**DESCRIPTION OF THE TASK**:
Every line below is to be quoted exactly, with nothing added or dropped.

**Items from a dataset**:

┏━━

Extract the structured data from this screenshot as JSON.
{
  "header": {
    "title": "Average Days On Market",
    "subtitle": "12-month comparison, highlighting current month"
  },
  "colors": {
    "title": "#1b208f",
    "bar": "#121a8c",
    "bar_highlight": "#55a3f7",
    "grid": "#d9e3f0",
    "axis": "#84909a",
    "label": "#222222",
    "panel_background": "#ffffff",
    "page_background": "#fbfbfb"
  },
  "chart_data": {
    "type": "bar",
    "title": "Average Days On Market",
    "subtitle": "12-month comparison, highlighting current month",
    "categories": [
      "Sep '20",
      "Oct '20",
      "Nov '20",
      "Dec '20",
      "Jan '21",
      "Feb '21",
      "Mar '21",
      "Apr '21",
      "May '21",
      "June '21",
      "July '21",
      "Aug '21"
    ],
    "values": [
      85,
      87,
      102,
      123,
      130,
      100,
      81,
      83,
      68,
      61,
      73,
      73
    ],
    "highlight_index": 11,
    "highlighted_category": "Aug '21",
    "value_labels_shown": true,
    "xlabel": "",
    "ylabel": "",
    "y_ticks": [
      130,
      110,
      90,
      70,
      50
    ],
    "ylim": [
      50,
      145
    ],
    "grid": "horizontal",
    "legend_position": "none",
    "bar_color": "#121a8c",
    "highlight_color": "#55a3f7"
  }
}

┗━━

**WRITTEN RESPONSE**:
Extract the structured data from this screenshot as JSON.
{
  "header": {
    "title": "Average Days On Market",
    "subtitle": "12-month comparison, highlighting current month"
  },
  "colors": {
    "title": "#1b208f",
    "bar": "#121a8c",
    "bar_highlight": "#55a3f7",
    "grid": "#d9e3f0",
    "axis": "#84909a",
    "label": "#222222",
    "panel_background": "#ffffff",
    "page_background": "#fbfbfb"
  },
  "chart_data": {
    "type": "bar",
    "title": "Average Days On Market",
    "subtitle": "12-month comparison, highlighting current month",
    "categories": [
      "Sep '20",
      "Oct '20",
      "Nov '20",
      "Dec '20",
      "Jan '21",
      "Feb '21",
      "Mar '21",
      "Apr '21",
      "May '21",
      "June '21",
      "July '21",
      "Aug '21"
    ],
    "values": [
      85,
      87,
      102,
      123,
      130,
      100,
      81,
      83,
      68,
      61,
      73,
      73
    ],
    "highlight_index": 11,
    "highlighted_category": "Aug '21",
    "value_labels_shown": true,
    "xlabel": "",
    "ylabel": "",
    "y_ticks": [
      130,
      110,
      90,
      70,
      50
    ],
    "ylim": [
      50,
      145
    ],
    "grid": "horizontal",
    "legend_position": "none",
    "bar_color": "#121a8c",
    "highlight_color": "#55a3f7"
  }
}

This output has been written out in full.